__Directions for this task__: All lines holding the string "from" are to be shown.

__Data__:
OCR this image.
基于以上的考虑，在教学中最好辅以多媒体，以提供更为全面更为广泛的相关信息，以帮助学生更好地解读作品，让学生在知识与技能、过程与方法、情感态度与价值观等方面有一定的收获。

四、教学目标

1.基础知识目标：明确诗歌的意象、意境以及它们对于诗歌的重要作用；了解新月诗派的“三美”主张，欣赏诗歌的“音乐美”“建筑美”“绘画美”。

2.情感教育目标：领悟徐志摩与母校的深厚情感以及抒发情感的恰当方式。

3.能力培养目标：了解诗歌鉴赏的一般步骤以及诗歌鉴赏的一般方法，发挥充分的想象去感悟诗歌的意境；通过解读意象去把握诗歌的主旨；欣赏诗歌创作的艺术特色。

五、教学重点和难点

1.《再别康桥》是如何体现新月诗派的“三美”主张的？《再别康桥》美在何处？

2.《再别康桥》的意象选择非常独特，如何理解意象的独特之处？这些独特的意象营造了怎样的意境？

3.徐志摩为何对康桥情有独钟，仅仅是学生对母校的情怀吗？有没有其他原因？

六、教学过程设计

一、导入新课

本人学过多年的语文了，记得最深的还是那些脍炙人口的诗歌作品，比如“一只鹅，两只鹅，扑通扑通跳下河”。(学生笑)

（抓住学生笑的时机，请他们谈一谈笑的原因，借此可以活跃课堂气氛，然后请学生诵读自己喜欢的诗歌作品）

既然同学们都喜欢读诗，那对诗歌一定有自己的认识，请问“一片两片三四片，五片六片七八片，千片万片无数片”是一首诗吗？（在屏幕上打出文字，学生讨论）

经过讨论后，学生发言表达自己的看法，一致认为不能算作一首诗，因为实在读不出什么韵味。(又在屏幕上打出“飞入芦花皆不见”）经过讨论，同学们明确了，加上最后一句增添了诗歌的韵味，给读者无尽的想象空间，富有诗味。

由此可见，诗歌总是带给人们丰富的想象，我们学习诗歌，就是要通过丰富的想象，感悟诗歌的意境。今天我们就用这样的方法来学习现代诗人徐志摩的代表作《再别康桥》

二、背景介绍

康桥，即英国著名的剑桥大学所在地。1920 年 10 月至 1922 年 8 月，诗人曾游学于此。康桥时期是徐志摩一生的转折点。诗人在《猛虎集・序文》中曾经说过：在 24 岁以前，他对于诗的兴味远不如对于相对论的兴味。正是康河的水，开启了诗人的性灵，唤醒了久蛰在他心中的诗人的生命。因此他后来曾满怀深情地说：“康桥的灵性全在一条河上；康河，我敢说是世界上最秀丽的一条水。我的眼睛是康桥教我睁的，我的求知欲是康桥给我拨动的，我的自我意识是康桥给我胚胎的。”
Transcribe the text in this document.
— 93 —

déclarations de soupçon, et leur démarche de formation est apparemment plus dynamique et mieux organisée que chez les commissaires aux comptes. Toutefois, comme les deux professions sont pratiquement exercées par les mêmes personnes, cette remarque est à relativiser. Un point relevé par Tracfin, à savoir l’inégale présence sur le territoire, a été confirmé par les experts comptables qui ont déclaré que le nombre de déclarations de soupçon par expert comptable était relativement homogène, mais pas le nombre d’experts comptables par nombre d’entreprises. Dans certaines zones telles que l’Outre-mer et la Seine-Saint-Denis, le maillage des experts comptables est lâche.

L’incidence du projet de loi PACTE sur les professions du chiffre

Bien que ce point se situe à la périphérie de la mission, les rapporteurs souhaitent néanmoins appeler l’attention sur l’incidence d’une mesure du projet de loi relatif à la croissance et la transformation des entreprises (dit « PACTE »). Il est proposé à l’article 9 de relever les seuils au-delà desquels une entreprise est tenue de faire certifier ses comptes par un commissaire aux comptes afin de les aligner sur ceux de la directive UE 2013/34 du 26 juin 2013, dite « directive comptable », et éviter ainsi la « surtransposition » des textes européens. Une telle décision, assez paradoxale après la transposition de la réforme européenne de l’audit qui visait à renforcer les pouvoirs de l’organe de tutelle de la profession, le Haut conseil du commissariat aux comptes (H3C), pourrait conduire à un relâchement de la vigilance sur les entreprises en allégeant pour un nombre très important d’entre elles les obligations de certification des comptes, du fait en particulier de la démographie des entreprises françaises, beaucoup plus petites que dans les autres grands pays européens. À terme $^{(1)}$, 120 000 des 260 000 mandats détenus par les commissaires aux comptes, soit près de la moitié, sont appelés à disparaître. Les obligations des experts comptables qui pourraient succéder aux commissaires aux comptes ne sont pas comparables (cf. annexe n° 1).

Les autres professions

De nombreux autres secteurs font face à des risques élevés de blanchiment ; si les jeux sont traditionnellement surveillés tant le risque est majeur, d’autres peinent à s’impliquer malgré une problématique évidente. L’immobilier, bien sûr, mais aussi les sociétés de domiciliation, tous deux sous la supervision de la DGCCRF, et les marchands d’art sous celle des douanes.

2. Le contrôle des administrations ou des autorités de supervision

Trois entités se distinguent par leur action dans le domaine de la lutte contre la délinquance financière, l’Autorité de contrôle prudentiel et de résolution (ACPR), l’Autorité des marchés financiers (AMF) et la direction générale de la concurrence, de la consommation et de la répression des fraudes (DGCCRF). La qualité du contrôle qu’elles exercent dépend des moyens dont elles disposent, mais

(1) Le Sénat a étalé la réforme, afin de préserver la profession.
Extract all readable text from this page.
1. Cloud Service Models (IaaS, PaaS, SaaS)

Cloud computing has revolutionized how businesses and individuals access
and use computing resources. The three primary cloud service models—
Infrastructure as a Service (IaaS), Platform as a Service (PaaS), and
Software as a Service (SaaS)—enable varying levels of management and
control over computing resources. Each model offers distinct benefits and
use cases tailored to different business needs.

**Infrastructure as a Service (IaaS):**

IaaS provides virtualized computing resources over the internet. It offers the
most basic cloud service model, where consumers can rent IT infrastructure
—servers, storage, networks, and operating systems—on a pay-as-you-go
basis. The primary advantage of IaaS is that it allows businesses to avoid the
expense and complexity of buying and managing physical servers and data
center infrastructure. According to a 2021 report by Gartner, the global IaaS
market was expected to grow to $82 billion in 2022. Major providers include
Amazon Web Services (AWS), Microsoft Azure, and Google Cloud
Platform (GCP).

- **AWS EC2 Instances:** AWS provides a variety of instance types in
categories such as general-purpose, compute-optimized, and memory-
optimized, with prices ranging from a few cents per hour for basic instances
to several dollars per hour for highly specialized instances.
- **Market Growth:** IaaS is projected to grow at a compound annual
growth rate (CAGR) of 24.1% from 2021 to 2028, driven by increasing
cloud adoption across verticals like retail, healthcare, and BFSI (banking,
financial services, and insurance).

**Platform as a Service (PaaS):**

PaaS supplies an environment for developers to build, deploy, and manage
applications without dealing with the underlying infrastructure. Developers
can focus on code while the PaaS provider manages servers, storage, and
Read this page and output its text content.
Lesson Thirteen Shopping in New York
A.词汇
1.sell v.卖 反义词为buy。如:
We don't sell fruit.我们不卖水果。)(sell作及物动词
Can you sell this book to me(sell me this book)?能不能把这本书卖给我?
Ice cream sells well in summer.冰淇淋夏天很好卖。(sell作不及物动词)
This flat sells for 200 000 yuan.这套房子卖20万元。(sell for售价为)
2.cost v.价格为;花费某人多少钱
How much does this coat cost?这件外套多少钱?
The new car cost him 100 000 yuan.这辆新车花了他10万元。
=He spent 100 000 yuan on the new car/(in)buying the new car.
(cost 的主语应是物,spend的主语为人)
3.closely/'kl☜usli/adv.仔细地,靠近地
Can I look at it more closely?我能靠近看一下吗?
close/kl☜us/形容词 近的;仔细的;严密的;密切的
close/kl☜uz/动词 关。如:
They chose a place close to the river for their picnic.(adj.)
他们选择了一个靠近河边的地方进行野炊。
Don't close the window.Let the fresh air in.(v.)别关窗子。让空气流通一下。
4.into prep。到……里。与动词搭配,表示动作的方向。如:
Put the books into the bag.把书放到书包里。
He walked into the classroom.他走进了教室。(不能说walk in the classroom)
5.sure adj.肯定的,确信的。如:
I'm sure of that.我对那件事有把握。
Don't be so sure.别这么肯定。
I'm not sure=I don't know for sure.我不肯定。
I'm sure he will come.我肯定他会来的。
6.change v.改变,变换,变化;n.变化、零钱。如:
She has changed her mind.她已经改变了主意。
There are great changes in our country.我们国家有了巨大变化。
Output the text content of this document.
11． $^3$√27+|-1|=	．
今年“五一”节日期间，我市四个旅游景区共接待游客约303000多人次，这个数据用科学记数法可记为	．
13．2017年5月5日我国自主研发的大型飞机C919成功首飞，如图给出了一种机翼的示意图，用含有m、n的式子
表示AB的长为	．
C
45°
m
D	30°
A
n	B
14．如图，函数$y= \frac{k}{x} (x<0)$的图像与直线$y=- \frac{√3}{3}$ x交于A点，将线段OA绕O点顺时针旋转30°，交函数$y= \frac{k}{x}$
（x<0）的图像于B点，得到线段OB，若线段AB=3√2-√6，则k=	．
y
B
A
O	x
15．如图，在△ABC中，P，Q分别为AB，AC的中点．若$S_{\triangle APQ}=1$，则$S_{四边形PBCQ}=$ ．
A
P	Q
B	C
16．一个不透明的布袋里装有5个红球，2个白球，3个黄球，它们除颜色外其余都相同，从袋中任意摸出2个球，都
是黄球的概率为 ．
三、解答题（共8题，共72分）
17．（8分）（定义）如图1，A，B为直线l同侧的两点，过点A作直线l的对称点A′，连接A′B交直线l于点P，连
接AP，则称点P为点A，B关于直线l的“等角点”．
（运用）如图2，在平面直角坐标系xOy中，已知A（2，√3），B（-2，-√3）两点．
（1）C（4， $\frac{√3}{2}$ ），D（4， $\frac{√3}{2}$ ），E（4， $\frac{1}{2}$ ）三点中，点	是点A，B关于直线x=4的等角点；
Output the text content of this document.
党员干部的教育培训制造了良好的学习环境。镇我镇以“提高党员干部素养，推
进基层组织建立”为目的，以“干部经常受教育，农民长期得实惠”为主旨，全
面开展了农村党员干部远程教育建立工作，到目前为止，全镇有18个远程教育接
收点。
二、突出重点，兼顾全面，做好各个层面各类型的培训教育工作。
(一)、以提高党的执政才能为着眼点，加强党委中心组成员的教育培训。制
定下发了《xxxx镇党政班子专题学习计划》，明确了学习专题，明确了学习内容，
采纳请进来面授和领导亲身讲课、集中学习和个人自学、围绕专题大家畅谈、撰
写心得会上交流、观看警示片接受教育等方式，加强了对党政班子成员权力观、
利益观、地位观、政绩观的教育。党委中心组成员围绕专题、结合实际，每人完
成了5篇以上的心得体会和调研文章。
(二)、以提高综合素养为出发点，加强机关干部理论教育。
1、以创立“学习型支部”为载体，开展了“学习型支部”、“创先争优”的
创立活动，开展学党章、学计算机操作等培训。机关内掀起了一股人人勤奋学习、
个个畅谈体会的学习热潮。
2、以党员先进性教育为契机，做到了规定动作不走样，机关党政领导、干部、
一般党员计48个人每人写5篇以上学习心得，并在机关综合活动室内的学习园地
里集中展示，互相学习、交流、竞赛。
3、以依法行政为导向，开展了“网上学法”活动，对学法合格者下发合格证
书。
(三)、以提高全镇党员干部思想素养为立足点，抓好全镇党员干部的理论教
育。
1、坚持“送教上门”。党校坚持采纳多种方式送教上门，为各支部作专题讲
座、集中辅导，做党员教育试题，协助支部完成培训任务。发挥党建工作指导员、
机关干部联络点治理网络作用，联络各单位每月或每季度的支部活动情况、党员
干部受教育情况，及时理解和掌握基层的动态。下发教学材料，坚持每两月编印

__Solution for this task__:
Extract all readable text from this page.
optimized, with prices ranging from a few cents per hour for basic instances
growth rate (CAGR) of 24.1% from 2021 to 2028, driven by increasing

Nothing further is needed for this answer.